Dataset rows
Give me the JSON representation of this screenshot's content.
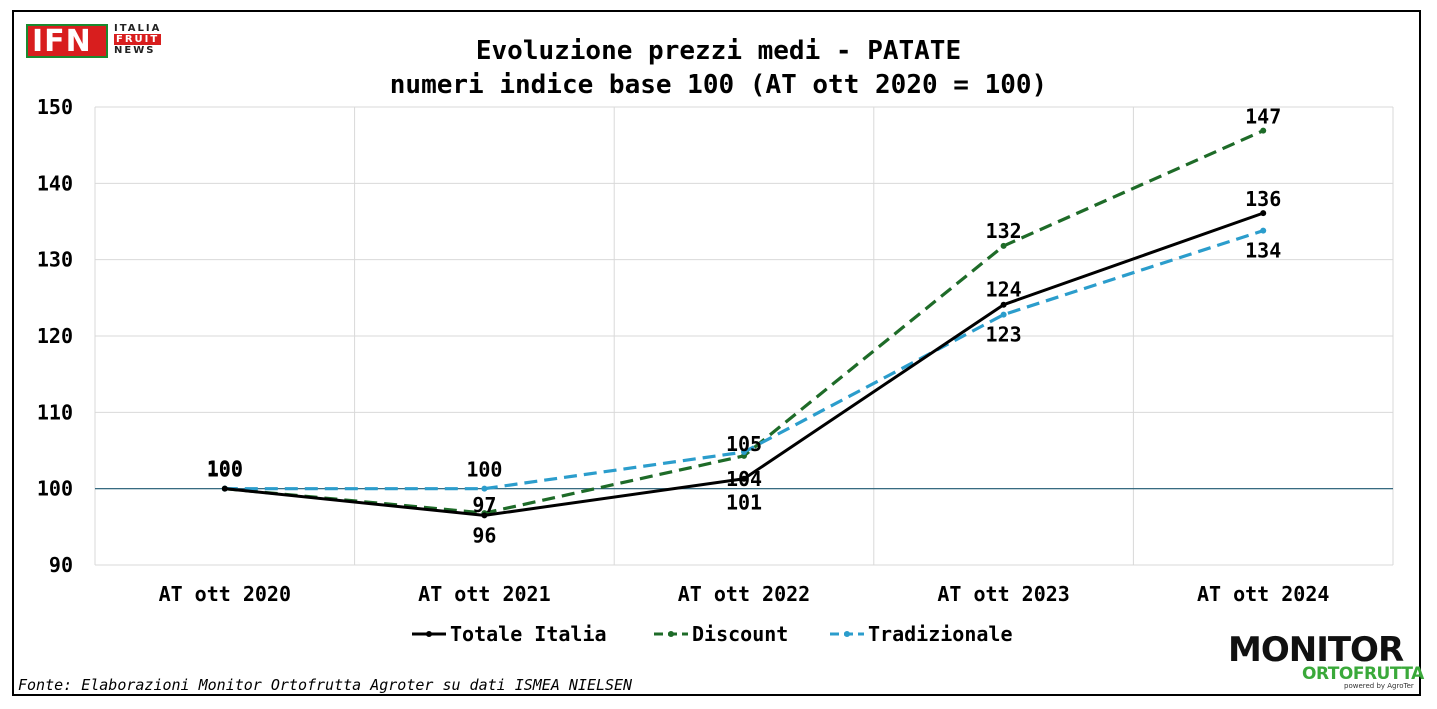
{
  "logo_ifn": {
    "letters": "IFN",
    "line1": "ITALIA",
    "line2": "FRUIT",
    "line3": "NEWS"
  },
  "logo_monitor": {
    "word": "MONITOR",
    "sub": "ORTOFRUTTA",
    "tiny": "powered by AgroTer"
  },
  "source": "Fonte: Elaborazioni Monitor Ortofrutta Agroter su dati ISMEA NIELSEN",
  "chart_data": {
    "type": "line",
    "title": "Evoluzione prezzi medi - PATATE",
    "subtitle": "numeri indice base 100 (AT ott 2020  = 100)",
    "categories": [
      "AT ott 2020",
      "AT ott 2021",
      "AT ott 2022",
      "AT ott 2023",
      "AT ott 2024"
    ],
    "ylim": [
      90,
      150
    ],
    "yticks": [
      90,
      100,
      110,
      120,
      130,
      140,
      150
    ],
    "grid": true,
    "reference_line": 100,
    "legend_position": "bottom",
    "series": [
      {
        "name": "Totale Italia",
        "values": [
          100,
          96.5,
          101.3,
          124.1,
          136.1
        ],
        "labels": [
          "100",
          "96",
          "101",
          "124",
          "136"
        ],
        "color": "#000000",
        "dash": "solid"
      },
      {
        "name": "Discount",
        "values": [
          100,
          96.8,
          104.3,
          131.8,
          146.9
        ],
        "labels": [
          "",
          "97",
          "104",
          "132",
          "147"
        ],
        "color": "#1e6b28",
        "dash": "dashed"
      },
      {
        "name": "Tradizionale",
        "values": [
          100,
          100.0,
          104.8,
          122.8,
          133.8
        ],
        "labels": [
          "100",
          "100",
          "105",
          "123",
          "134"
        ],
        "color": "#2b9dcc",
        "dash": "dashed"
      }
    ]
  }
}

▶ _PROBLEM DESCRIPTION_
Copy every line of the data word for word, omitting the images.

▶ _CORRECT ANSWER_
Give me the JSON representation of this screenshot's content.
{
  "logo_ifn": {
    "letters": "IFN",
    "line1": "ITALIA",
    "line2": "FRUIT",
    "line3": "NEWS"
  },
  "logo_monitor": {
    "word": "MONITOR",
    "sub": "ORTOFRUTTA",
    "tiny": "powered by AgroTer"
  },
  "source": "Fonte: Elaborazioni Monitor Ortofrutta Agroter su dati ISMEA NIELSEN",
  "chart_data": {
    "type": "line",
    "title": "Evoluzione prezzi medi - PATATE",
    "subtitle": "numeri indice base 100 (AT ott 2020  = 100)",
    "categories": [
      "AT ott 2020",
      "AT ott 2021",
      "AT ott 2022",
      "AT ott 2023",
      "AT ott 2024"
    ],
    "ylim": [
      90,
      150
    ],
    "yticks": [
      90,
      100,
      110,
      120,
      130,
      140,
      150
    ],
    "grid": true,
    "reference_line": 100,
    "legend_position": "bottom",
    "series": [
      {
        "name": "Totale Italia",
        "values": [
          100,
          96.5,
          101.3,
          124.1,
          136.1
        ],
        "labels": [
          "100",
          "96",
          "101",
          "124",
          "136"
        ],
        "color": "#000000",
        "dash": "solid"
      },
      {
        "name": "Discount",
        "values": [
          100,
          96.8,
          104.3,
          131.8,
          146.9
        ],
        "labels": [
          "",
          "97",
          "104",
          "132",
          "147"
        ],
        "color": "#1e6b28",
        "dash": "dashed"
      },
      {
        "name": "Tradizionale",
        "values": [
          100,
          100.0,
          104.8,
          122.8,
          133.8
        ],
        "labels": [
          "100",
          "100",
          "105",
          "123",
          "134"
        ],
        "color": "#2b9dcc",
        "dash": "dashed"
      }
    ]
  }
}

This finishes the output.